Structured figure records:
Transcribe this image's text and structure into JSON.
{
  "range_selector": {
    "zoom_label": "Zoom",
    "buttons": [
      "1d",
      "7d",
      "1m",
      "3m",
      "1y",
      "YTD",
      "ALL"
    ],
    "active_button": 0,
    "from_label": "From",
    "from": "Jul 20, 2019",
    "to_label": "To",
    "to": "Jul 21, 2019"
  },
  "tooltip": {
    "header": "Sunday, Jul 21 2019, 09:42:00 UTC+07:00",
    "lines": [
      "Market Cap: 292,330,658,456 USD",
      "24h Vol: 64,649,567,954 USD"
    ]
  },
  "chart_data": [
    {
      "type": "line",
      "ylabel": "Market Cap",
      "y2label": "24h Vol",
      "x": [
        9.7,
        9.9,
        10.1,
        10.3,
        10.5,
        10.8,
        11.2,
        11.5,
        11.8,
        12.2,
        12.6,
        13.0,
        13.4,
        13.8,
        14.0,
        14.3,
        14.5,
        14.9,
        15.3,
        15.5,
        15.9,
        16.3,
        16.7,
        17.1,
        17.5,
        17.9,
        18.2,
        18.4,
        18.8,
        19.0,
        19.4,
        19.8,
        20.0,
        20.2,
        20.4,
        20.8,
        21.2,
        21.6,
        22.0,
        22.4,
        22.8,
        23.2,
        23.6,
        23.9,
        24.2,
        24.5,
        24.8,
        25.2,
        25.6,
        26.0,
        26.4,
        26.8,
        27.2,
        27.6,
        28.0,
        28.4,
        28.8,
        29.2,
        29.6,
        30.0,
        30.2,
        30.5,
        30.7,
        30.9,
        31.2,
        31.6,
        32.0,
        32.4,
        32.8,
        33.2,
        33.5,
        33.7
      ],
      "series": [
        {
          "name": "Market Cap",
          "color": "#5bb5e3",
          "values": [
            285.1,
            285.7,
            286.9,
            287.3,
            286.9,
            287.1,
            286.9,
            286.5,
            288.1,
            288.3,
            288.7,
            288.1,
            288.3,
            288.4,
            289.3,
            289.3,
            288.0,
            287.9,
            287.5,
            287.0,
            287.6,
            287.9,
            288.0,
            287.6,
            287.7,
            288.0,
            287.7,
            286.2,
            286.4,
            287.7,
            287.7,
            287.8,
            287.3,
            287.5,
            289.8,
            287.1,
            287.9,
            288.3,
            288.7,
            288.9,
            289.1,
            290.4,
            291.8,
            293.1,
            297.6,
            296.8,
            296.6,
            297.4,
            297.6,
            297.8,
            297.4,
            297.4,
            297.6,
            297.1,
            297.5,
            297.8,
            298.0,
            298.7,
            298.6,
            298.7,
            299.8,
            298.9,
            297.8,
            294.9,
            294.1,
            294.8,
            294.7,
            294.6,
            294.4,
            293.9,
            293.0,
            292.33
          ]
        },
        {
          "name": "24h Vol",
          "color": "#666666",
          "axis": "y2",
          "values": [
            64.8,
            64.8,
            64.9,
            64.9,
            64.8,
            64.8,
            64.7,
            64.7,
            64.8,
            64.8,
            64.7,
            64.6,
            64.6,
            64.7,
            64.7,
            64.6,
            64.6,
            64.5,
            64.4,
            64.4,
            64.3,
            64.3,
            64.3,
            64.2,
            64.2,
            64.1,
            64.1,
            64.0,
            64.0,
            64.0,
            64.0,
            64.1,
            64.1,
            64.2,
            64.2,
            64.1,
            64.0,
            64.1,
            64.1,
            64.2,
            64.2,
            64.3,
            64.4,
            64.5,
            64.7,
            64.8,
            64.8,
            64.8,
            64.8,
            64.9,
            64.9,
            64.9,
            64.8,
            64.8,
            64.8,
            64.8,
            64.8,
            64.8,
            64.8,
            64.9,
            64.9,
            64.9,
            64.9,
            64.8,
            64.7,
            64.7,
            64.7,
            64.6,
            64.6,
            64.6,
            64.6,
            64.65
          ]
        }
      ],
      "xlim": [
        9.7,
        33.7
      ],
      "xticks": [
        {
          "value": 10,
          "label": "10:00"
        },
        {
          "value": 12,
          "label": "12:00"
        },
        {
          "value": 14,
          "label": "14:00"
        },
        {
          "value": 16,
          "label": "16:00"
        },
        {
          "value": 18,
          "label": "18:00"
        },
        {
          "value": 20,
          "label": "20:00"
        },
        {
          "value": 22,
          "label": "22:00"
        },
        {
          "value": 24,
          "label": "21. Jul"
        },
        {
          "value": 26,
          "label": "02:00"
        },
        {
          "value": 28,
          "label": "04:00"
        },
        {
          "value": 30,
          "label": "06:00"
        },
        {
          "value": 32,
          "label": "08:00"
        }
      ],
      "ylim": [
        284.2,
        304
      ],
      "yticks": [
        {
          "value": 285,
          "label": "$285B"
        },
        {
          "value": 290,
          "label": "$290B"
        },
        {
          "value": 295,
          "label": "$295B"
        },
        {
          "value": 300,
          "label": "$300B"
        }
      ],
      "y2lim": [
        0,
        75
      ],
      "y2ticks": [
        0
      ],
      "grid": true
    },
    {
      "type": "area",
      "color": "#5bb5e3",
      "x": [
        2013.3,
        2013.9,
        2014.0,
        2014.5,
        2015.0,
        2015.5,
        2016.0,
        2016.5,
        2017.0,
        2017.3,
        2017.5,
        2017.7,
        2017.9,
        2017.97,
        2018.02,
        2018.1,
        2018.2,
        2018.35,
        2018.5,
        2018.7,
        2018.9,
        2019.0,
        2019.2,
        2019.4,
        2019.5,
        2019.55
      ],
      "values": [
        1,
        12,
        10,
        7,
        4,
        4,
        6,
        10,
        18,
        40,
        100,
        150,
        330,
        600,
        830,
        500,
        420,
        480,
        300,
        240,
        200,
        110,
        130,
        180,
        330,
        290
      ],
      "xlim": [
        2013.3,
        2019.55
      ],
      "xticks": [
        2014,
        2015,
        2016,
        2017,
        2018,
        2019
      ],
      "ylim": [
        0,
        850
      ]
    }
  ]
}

> Given problem
Word for word, extract all the records.

> Response below
Transcribe this image's text and structure into JSON.
{
  "range_selector": {
    "zoom_label": "Zoom",
    "buttons": [
      "1d",
      "7d",
      "1m",
      "3m",
      "1y",
      "YTD",
      "ALL"
    ],
    "active_button": 0,
    "from_label": "From",
    "from": "Jul 20, 2019",
    "to_label": "To",
    "to": "Jul 21, 2019"
  },
  "tooltip": {
    "header": "Sunday, Jul 21 2019, 09:42:00 UTC+07:00",
    "lines": [
      "Market Cap: 292,330,658,456 USD",
      "24h Vol: 64,649,567,954 USD"
    ]
  },
  "chart_data": [
    {
      "type": "line",
      "ylabel": "Market Cap",
      "y2label": "24h Vol",
      "x": [
        9.7,
        9.9,
        10.1,
        10.3,
        10.5,
        10.8,
        11.2,
        11.5,
        11.8,
        12.2,
        12.6,
        13.0,
        13.4,
        13.8,
        14.0,
        14.3,
        14.5,
        14.9,
        15.3,
        15.5,
        15.9,
        16.3,
        16.7,
        17.1,
        17.5,
        17.9,
        18.2,
        18.4,
        18.8,
        19.0,
        19.4,
        19.8,
        20.0,
        20.2,
        20.4,
        20.8,
        21.2,
        21.6,
        22.0,
        22.4,
        22.8,
        23.2,
        23.6,
        23.9,
        24.2,
        24.5,
        24.8,
        25.2,
        25.6,
        26.0,
        26.4,
        26.8,
        27.2,
        27.6,
        28.0,
        28.4,
        28.8,
        29.2,
        29.6,
        30.0,
        30.2,
        30.5,
        30.7,
        30.9,
        31.2,
        31.6,
        32.0,
        32.4,
        32.8,
        33.2,
        33.5,
        33.7
      ],
      "series": [
        {
          "name": "Market Cap",
          "color": "#5bb5e3",
          "values": [
            285.1,
            285.7,
            286.9,
            287.3,
            286.9,
            287.1,
            286.9,
            286.5,
            288.1,
            288.3,
            288.7,
            288.1,
            288.3,
            288.4,
            289.3,
            289.3,
            288.0,
            287.9,
            287.5,
            287.0,
            287.6,
            287.9,
            288.0,
            287.6,
            287.7,
            288.0,
            287.7,
            286.2,
            286.4,
            287.7,
            287.7,
            287.8,
            287.3,
            287.5,
            289.8,
            287.1,
            287.9,
            288.3,
            288.7,
            288.9,
            289.1,
            290.4,
            291.8,
            293.1,
            297.6,
            296.8,
            296.6,
            297.4,
            297.6,
            297.8,
            297.4,
            297.4,
            297.6,
            297.1,
            297.5,
            297.8,
            298.0,
            298.7,
            298.6,
            298.7,
            299.8,
            298.9,
            297.8,
            294.9,
            294.1,
            294.8,
            294.7,
            294.6,
            294.4,
            293.9,
            293.0,
            292.33
          ]
        },
        {
          "name": "24h Vol",
          "color": "#666666",
          "axis": "y2",
          "values": [
            64.8,
            64.8,
            64.9,
            64.9,
            64.8,
            64.8,
            64.7,
            64.7,
            64.8,
            64.8,
            64.7,
            64.6,
            64.6,
            64.7,
            64.7,
            64.6,
            64.6,
            64.5,
            64.4,
            64.4,
            64.3,
            64.3,
            64.3,
            64.2,
            64.2,
            64.1,
            64.1,
            64.0,
            64.0,
            64.0,
            64.0,
            64.1,
            64.1,
            64.2,
            64.2,
            64.1,
            64.0,
            64.1,
            64.1,
            64.2,
            64.2,
            64.3,
            64.4,
            64.5,
            64.7,
            64.8,
            64.8,
            64.8,
            64.8,
            64.9,
            64.9,
            64.9,
            64.8,
            64.8,
            64.8,
            64.8,
            64.8,
            64.8,
            64.8,
            64.9,
            64.9,
            64.9,
            64.9,
            64.8,
            64.7,
            64.7,
            64.7,
            64.6,
            64.6,
            64.6,
            64.6,
            64.65
          ]
        }
      ],
      "xlim": [
        9.7,
        33.7
      ],
      "xticks": [
        {
          "value": 10,
          "label": "10:00"
        },
        {
          "value": 12,
          "label": "12:00"
        },
        {
          "value": 14,
          "label": "14:00"
        },
        {
          "value": 16,
          "label": "16:00"
        },
        {
          "value": 18,
          "label": "18:00"
        },
        {
          "value": 20,
          "label": "20:00"
        },
        {
          "value": 22,
          "label": "22:00"
        },
        {
          "value": 24,
          "label": "21. Jul"
        },
        {
          "value": 26,
          "label": "02:00"
        },
        {
          "value": 28,
          "label": "04:00"
        },
        {
          "value": 30,
          "label": "06:00"
        },
        {
          "value": 32,
          "label": "08:00"
        }
      ],
      "ylim": [
        284.2,
        304
      ],
      "yticks": [
        {
          "value": 285,
          "label": "$285B"
        },
        {
          "value": 290,
          "label": "$290B"
        },
        {
          "value": 295,
          "label": "$295B"
        },
        {
          "value": 300,
          "label": "$300B"
        }
      ],
      "y2lim": [
        0,
        75
      ],
      "y2ticks": [
        0
      ],
      "grid": true
    },
    {
      "type": "area",
      "color": "#5bb5e3",
      "x": [
        2013.3,
        2013.9,
        2014.0,
        2014.5,
        2015.0,
        2015.5,
        2016.0,
        2016.5,
        2017.0,
        2017.3,
        2017.5,
        2017.7,
        2017.9,
        2017.97,
        2018.02,
        2018.1,
        2018.2,
        2018.35,
        2018.5,
        2018.7,
        2018.9,
        2019.0,
        2019.2,
        2019.4,
        2019.5,
        2019.55
      ],
      "values": [
        1,
        12,
        10,
        7,
        4,
        4,
        6,
        10,
        18,
        40,
        100,
        150,
        330,
        600,
        830,
        500,
        420,
        480,
        300,
        240,
        200,
        110,
        130,
        180,
        330,
        290
      ],
      "xlim": [
        2013.3,
        2019.55
      ],
      "xticks": [
        2014,
        2015,
        2016,
        2017,
        2018,
        2019
      ],
      "ylim": [
        0,
        850
      ]
    }
  ]
}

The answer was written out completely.